[SUPPLIED INFORMATION start]
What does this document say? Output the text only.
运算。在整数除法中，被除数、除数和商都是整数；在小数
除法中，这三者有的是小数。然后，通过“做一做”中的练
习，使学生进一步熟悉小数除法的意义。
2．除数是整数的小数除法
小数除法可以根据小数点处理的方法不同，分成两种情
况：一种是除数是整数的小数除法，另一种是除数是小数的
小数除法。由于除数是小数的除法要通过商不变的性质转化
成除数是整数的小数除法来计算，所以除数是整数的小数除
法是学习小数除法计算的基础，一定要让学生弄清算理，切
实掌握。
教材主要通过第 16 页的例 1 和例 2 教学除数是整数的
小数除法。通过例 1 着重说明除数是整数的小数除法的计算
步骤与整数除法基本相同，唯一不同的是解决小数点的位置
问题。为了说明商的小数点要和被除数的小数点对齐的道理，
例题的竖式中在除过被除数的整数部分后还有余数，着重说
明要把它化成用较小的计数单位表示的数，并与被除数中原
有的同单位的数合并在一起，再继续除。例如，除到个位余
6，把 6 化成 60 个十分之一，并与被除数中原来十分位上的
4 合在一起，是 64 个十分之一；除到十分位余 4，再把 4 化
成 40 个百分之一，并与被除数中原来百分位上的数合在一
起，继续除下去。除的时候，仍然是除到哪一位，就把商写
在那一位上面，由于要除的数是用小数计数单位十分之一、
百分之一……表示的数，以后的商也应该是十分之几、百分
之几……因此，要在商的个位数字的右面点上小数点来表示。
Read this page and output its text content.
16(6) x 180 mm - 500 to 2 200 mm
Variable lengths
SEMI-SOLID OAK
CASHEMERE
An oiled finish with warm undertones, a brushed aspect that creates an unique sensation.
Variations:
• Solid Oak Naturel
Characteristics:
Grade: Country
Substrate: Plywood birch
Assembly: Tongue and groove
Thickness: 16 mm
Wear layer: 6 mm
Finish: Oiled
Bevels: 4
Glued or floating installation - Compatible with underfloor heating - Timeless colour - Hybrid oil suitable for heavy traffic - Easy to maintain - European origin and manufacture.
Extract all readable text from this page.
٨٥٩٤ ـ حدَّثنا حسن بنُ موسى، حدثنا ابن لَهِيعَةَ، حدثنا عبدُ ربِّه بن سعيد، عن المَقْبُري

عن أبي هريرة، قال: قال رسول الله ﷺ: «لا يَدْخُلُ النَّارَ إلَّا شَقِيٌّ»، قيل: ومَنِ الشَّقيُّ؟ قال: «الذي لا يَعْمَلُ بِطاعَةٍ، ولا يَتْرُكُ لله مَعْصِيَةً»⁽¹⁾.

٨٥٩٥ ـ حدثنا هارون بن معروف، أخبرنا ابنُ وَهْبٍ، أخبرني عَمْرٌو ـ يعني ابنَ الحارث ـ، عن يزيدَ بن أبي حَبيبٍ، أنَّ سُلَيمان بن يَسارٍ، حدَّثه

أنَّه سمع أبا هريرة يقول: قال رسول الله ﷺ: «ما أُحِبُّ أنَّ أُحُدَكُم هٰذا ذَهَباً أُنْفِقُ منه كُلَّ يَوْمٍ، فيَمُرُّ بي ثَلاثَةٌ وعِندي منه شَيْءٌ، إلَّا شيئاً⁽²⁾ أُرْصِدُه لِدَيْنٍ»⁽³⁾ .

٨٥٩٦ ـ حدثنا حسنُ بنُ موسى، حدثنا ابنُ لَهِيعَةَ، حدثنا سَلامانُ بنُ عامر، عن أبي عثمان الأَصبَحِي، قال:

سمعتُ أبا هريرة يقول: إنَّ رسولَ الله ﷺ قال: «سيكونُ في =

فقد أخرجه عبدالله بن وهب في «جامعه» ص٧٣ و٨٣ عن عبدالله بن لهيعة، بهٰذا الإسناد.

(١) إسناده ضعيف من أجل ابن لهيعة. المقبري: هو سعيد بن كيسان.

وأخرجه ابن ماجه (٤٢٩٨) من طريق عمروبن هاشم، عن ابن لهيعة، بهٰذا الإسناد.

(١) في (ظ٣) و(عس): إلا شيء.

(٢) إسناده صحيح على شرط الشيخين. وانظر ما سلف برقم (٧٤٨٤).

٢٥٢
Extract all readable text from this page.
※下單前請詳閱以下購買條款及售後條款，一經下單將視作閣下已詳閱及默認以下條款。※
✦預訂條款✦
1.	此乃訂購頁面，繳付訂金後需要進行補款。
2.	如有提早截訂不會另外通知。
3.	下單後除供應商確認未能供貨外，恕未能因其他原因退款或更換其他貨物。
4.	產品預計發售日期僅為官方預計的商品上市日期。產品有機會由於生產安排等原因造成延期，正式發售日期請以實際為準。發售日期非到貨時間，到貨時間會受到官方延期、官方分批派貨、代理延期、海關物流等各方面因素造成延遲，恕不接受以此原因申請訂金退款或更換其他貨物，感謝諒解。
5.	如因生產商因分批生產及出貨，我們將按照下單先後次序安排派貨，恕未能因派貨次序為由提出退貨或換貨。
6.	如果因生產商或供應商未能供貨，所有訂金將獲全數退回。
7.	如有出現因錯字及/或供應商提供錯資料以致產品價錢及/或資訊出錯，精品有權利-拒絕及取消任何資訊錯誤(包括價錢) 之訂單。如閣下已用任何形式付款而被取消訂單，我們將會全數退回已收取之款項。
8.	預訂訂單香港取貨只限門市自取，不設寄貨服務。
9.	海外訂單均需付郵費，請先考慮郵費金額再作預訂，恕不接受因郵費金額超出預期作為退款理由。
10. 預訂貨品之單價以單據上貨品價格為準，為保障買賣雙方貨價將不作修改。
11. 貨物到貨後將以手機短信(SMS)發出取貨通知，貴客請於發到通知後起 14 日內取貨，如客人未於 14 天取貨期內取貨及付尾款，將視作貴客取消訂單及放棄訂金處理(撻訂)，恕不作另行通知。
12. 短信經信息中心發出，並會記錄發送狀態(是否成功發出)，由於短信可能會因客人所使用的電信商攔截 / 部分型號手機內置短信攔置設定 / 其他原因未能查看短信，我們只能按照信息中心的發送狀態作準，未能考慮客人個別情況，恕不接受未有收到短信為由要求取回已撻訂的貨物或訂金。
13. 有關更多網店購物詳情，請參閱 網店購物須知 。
[SUPPLIED INFORMATION end]
__PROBLEM DESCRIPTION__
Every record should be given again exactly.

__OUTPUT FOR THIS EXERCISE__
What does this document say? Output the text only.
运算。在整数除法中，被除数、除数和商都是整数；在小数
除法中，这三者有的是小数。然后，通过“做一做”中的练
习，使学生进一步熟悉小数除法的意义。
2．除数是整数的小数除法
小数除法可以根据小数点处理的方法不同，分成两种情
况：一种是除数是整数的小数除法，另一种是除数是小数的
小数除法。由于除数是小数的除法要通过商不变的性质转化
成除数是整数的小数除法来计算，所以除数是整数的小数除
法是学习小数除法计算的基础，一定要让学生弄清算理，切
实掌握。
教材主要通过第 16 页的例 1 和例 2 教学除数是整数的
小数除法。通过例 1 着重说明除数是整数的小数除法的计算
步骤与整数除法基本相同，唯一不同的是解决小数点的位置
问题。为了说明商的小数点要和被除数的小数点对齐的道理，
例题的竖式中在除过被除数的整数部分后还有余数，着重说
明要把它化成用较小的计数单位表示的数，并与被除数中原
有的同单位的数合并在一起，再继续除。例如，除到个位余
6，把 6 化成 60 个十分之一，并与被除数中原来十分位上的
4 合在一起，是 64 个十分之一；除到十分位余 4，再把 4 化
成 40 个百分之一，并与被除数中原来百分位上的数合在一
起，继续除下去。除的时候，仍然是除到哪一位，就把商写
在那一位上面，由于要除的数是用小数计数单位十分之一、
百分之一……表示的数，以后的商也应该是十分之几、百分
之几……因此，要在商的个位数字的右面点上小数点来表示。
Read this page and output its text content.
16(6) x 180 mm - 500 to 2 200 mm
Variable lengths
SEMI-SOLID OAK
CASHEMERE
An oiled finish with warm undertones, a brushed aspect that creates an unique sensation.
Variations:
• Solid Oak Naturel
Characteristics:
Grade: Country
Substrate: Plywood birch
Assembly: Tongue and groove
Thickness: 16 mm
Wear layer: 6 mm
Finish: Oiled
Bevels: 4
Glued or floating installation - Compatible with underfloor heating - Timeless colour - Hybrid oil suitable for heavy traffic - Easy to maintain - European origin and manufacture.
Extract all readable text from this page.
٨٥٩٤ ـ حدَّثنا حسن بنُ موسى، حدثنا ابن لَهِيعَةَ، حدثنا عبدُ ربِّه بن سعيد، عن المَقْبُري

عن أبي هريرة، قال: قال رسول الله ﷺ: «لا يَدْخُلُ النَّارَ إلَّا شَقِيٌّ»، قيل: ومَنِ الشَّقيُّ؟ قال: «الذي لا يَعْمَلُ بِطاعَةٍ، ولا يَتْرُكُ لله مَعْصِيَةً»⁽¹⁾.

٨٥٩٥ ـ حدثنا هارون بن معروف، أخبرنا ابنُ وَهْبٍ، أخبرني عَمْرٌو ـ يعني ابنَ الحارث ـ، عن يزيدَ بن أبي حَبيبٍ، أنَّ سُلَيمان بن يَسارٍ، حدَّثه

أنَّه سمع أبا هريرة يقول: قال رسول الله ﷺ: «ما أُحِبُّ أنَّ أُحُدَكُم هٰذا ذَهَباً أُنْفِقُ منه كُلَّ يَوْمٍ، فيَمُرُّ بي ثَلاثَةٌ وعِندي منه شَيْءٌ، إلَّا شيئاً⁽²⁾ أُرْصِدُه لِدَيْنٍ»⁽³⁾ .

٨٥٩٦ ـ حدثنا حسنُ بنُ موسى، حدثنا ابنُ لَهِيعَةَ، حدثنا سَلامانُ بنُ عامر، عن أبي عثمان الأَصبَحِي، قال:

سمعتُ أبا هريرة يقول: إنَّ رسولَ الله ﷺ قال: «سيكونُ في =

فقد أخرجه عبدالله بن وهب في «جامعه» ص٧٣ و٨٣ عن عبدالله بن لهيعة، بهٰذا الإسناد.

(١) إسناده ضعيف من أجل ابن لهيعة. المقبري: هو سعيد بن كيسان.

وأخرجه ابن ماجه (٤٢٩٨) من طريق عمروبن هاشم، عن ابن لهيعة، بهٰذا الإسناد.

(١) في (ظ٣) و(عس): إلا شيء.

(٢) إسناده صحيح على شرط الشيخين. وانظر ما سلف برقم (٧٤٨٤).

٢٥٢
Extract all readable text from this page.
※下單前請詳閱以下購買條款及售後條款，一經下單將視作閣下已詳閱及默認以下條款。※
✦預訂條款✦
1.	此乃訂購頁面，繳付訂金後需要進行補款。
2.	如有提早截訂不會另外通知。
3.	下單後除供應商確認未能供貨外，恕未能因其他原因退款或更換其他貨物。
4.	產品預計發售日期僅為官方預計的商品上市日期。產品有機會由於生產安排等原因造成延期，正式發售日期請以實際為準。發售日期非到貨時間，到貨時間會受到官方延期、官方分批派貨、代理延期、海關物流等各方面因素造成延遲，恕不接受以此原因申請訂金退款或更換其他貨物，感謝諒解。
5.	如因生產商因分批生產及出貨，我們將按照下單先後次序安排派貨，恕未能因派貨次序為由提出退貨或換貨。
6.	如果因生產商或供應商未能供貨，所有訂金將獲全數退回。
7.	如有出現因錯字及/或供應商提供錯資料以致產品價錢及/或資訊出錯，精品有權利-拒絕及取消任何資訊錯誤(包括價錢) 之訂單。如閣下已用任何形式付款而被取消訂單，我們將會全數退回已收取之款項。
8.	預訂訂單香港取貨只限門市自取，不設寄貨服務。
9.	海外訂單均需付郵費，請先考慮郵費金額再作預訂，恕不接受因郵費金額超出預期作為退款理由。
10. 預訂貨品之單價以單據上貨品價格為準，為保障買賣雙方貨價將不作修改。
11. 貨物到貨後將以手機短信(SMS)發出取貨通知，貴客請於發到通知後起 14 日內取貨，如客人未於 14 天取貨期內取貨及付尾款，將視作貴客取消訂單及放棄訂金處理(撻訂)，恕不作另行通知。
12. 短信經信息中心發出，並會記錄發送狀態(是否成功發出)，由於短信可能會因客人所使用的電信商攔截 / 部分型號手機內置短信攔置設定 / 其他原因未能查看短信，我們只能按照信息中心的發送狀態作準，未能考慮客人個別情況，恕不接受未有收到短信為由要求取回已撻訂的貨物或訂金。
13. 有關更多網店購物詳情，請參閱 網店購物須知 。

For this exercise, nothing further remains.